Records to process →

_____

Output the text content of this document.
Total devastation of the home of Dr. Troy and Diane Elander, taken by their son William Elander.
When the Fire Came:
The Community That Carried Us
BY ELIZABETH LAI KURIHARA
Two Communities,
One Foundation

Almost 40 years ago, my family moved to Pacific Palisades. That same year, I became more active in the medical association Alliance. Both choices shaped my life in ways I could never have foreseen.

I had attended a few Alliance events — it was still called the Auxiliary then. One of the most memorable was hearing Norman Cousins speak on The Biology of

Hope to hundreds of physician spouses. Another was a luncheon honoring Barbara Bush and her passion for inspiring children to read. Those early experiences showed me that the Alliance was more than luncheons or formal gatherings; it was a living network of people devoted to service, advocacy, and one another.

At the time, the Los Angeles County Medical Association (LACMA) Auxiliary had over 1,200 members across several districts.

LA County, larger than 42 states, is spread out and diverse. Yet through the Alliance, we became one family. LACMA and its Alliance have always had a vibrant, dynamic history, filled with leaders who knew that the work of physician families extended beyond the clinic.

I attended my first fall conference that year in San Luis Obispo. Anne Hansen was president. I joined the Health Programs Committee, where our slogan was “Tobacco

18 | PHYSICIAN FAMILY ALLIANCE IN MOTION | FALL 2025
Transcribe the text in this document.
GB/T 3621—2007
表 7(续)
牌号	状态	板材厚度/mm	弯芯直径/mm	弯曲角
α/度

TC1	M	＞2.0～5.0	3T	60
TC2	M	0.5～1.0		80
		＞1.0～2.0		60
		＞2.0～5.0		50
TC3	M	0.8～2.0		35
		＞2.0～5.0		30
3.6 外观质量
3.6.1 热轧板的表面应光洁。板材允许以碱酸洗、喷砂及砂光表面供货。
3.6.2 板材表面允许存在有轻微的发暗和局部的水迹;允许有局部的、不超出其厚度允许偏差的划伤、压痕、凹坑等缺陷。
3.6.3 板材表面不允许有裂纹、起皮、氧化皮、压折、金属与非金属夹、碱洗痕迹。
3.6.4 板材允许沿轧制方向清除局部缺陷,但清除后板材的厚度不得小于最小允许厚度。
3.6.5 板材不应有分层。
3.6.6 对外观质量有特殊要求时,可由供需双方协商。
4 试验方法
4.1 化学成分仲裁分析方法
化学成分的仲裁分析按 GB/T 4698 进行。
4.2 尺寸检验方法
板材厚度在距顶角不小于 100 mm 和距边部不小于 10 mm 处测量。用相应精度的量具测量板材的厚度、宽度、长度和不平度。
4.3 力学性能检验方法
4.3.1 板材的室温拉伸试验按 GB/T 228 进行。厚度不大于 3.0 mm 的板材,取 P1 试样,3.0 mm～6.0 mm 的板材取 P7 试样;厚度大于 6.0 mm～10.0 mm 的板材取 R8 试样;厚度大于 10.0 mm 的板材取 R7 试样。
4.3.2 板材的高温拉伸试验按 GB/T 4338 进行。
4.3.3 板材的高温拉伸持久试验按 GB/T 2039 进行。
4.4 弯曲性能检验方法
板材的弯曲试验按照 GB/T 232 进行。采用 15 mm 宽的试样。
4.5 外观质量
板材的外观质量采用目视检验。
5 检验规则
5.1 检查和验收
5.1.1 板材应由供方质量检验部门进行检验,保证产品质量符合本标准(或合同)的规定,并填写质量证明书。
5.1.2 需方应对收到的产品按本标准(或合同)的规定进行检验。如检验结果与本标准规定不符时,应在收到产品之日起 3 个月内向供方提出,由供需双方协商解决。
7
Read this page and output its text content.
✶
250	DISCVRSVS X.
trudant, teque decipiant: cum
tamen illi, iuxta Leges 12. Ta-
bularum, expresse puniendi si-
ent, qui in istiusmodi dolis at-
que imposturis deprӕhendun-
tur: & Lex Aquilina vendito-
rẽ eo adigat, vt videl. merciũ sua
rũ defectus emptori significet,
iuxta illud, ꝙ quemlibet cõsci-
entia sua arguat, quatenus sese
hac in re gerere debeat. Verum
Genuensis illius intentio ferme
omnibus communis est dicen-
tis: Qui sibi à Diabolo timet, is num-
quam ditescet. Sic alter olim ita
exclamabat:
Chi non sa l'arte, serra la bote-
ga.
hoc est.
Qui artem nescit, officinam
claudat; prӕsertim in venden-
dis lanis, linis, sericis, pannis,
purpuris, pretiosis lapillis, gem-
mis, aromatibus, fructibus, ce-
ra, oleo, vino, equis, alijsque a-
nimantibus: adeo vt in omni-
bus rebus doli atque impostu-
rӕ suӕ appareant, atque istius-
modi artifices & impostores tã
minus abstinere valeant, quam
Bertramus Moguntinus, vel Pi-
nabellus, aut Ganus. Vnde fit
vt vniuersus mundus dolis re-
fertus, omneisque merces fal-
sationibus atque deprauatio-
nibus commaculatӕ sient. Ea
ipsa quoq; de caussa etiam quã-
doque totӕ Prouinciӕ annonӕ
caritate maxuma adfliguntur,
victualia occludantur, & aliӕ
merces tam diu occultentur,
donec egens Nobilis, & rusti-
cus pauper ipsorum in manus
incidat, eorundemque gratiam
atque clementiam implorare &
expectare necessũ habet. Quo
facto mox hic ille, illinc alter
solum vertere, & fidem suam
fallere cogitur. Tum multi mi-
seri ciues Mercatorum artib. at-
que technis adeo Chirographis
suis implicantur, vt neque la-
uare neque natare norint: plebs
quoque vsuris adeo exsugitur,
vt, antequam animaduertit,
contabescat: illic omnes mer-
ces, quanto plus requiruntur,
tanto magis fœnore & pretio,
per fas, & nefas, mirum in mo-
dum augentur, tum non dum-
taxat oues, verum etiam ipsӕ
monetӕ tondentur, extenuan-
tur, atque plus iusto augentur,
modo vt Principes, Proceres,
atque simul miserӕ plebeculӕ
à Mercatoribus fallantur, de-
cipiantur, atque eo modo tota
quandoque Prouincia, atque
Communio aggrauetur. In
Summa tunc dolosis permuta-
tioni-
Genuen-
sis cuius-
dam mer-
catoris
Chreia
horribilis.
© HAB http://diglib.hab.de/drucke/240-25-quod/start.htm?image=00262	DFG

_____

Short problem →
Every entry above should be retyped exactly as shown.

Correct result →
Output the text content of this document.
Total devastation of the home of Dr. Troy and Diane Elander, taken by their son William Elander.
When the Fire Came:
The Community That Carried Us
BY ELIZABETH LAI KURIHARA
Two Communities,
One Foundation

Almost 40 years ago, my family moved to Pacific Palisades. That same year, I became more active in the medical association Alliance. Both choices shaped my life in ways I could never have foreseen.

I had attended a few Alliance events — it was still called the Auxiliary then. One of the most memorable was hearing Norman Cousins speak on The Biology of

Hope to hundreds of physician spouses. Another was a luncheon honoring Barbara Bush and her passion for inspiring children to read. Those early experiences showed me that the Alliance was more than luncheons or formal gatherings; it was a living network of people devoted to service, advocacy, and one another.

At the time, the Los Angeles County Medical Association (LACMA) Auxiliary had over 1,200 members across several districts.

LA County, larger than 42 states, is spread out and diverse. Yet through the Alliance, we became one family. LACMA and its Alliance have always had a vibrant, dynamic history, filled with leaders who knew that the work of physician families extended beyond the clinic.

I attended my first fall conference that year in San Luis Obispo. Anne Hansen was president. I joined the Health Programs Committee, where our slogan was “Tobacco

18 | PHYSICIAN FAMILY ALLIANCE IN MOTION | FALL 2025
Transcribe the text in this document.
GB/T 3621—2007
表 7(续)
牌号	状态	板材厚度/mm	弯芯直径/mm	弯曲角
α/度

TC1	M	＞2.0～5.0	3T	60
TC2	M	0.5～1.0		80
		＞1.0～2.0		60
		＞2.0～5.0		50
TC3	M	0.8～2.0		35
		＞2.0～5.0		30
3.6 外观质量
3.6.1 热轧板的表面应光洁。板材允许以碱酸洗、喷砂及砂光表面供货。
3.6.2 板材表面允许存在有轻微的发暗和局部的水迹;允许有局部的、不超出其厚度允许偏差的划伤、压痕、凹坑等缺陷。
3.6.3 板材表面不允许有裂纹、起皮、氧化皮、压折、金属与非金属夹、碱洗痕迹。
3.6.4 板材允许沿轧制方向清除局部缺陷,但清除后板材的厚度不得小于最小允许厚度。
3.6.5 板材不应有分层。
3.6.6 对外观质量有特殊要求时,可由供需双方协商。
4 试验方法
4.1 化学成分仲裁分析方法
化学成分的仲裁分析按 GB/T 4698 进行。
4.2 尺寸检验方法
板材厚度在距顶角不小于 100 mm 和距边部不小于 10 mm 处测量。用相应精度的量具测量板材的厚度、宽度、长度和不平度。
4.3 力学性能检验方法
4.3.1 板材的室温拉伸试验按 GB/T 228 进行。厚度不大于 3.0 mm 的板材,取 P1 试样,3.0 mm～6.0 mm 的板材取 P7 试样;厚度大于 6.0 mm～10.0 mm 的板材取 R8 试样;厚度大于 10.0 mm 的板材取 R7 试样。
4.3.2 板材的高温拉伸试验按 GB/T 4338 进行。
4.3.3 板材的高温拉伸持久试验按 GB/T 2039 进行。
4.4 弯曲性能检验方法
板材的弯曲试验按照 GB/T 232 进行。采用 15 mm 宽的试样。
4.5 外观质量
板材的外观质量采用目视检验。
5 检验规则
5.1 检查和验收
5.1.1 板材应由供方质量检验部门进行检验,保证产品质量符合本标准(或合同)的规定,并填写质量证明书。
5.1.2 需方应对收到的产品按本标准(或合同)的规定进行检验。如检验结果与本标准规定不符时,应在收到产品之日起 3 个月内向供方提出,由供需双方协商解决。
7
Read this page and output its text content.
✶
250	DISCVRSVS X.
trudant, teque decipiant: cum
tamen illi, iuxta Leges 12. Ta-
bularum, expresse puniendi si-
ent, qui in istiusmodi dolis at-
que imposturis deprӕhendun-
tur: & Lex Aquilina vendito-
rẽ eo adigat, vt videl. merciũ sua
rũ defectus emptori significet,
iuxta illud, ꝙ quemlibet cõsci-
entia sua arguat, quatenus sese
hac in re gerere debeat. Verum
Genuensis illius intentio ferme
omnibus communis est dicen-
tis: Qui sibi à Diabolo timet, is num-
quam ditescet. Sic alter olim ita
exclamabat:
Chi non sa l'arte, serra la bote-
ga.
hoc est.
Qui artem nescit, officinam
claudat; prӕsertim in venden-
dis lanis, linis, sericis, pannis,
purpuris, pretiosis lapillis, gem-
mis, aromatibus, fructibus, ce-
ra, oleo, vino, equis, alijsque a-
nimantibus: adeo vt in omni-
bus rebus doli atque impostu-
rӕ suӕ appareant, atque istius-
modi artifices & impostores tã
minus abstinere valeant, quam
Bertramus Moguntinus, vel Pi-
nabellus, aut Ganus. Vnde fit
vt vniuersus mundus dolis re-
fertus, omneisque merces fal-
sationibus atque deprauatio-
nibus commaculatӕ sient. Ea
ipsa quoq; de caussa etiam quã-
doque totӕ Prouinciӕ annonӕ
caritate maxuma adfliguntur,
victualia occludantur, & aliӕ
merces tam diu occultentur,
donec egens Nobilis, & rusti-
cus pauper ipsorum in manus
incidat, eorundemque gratiam
atque clementiam implorare &
expectare necessũ habet. Quo
facto mox hic ille, illinc alter
solum vertere, & fidem suam
fallere cogitur. Tum multi mi-
seri ciues Mercatorum artib. at-
que technis adeo Chirographis
suis implicantur, vt neque la-
uare neque natare norint: plebs
quoque vsuris adeo exsugitur,
vt, antequam animaduertit,
contabescat: illic omnes mer-
ces, quanto plus requiruntur,
tanto magis fœnore & pretio,
per fas, & nefas, mirum in mo-
dum augentur, tum non dum-
taxat oues, verum etiam ipsӕ
monetӕ tondentur, extenuan-
tur, atque plus iusto augentur,
modo vt Principes, Proceres,
atque simul miserӕ plebeculӕ
à Mercatoribus fallantur, de-
cipiantur, atque eo modo tota
quandoque Prouincia, atque
Communio aggrauetur. In
Summa tunc dolosis permuta-
tioni-
Genuen-
sis cuius-
dam mer-
catoris
Chreia
horribilis.
© HAB http://diglib.hab.de/drucke/240-25-quod/start.htm?image=00262	DFG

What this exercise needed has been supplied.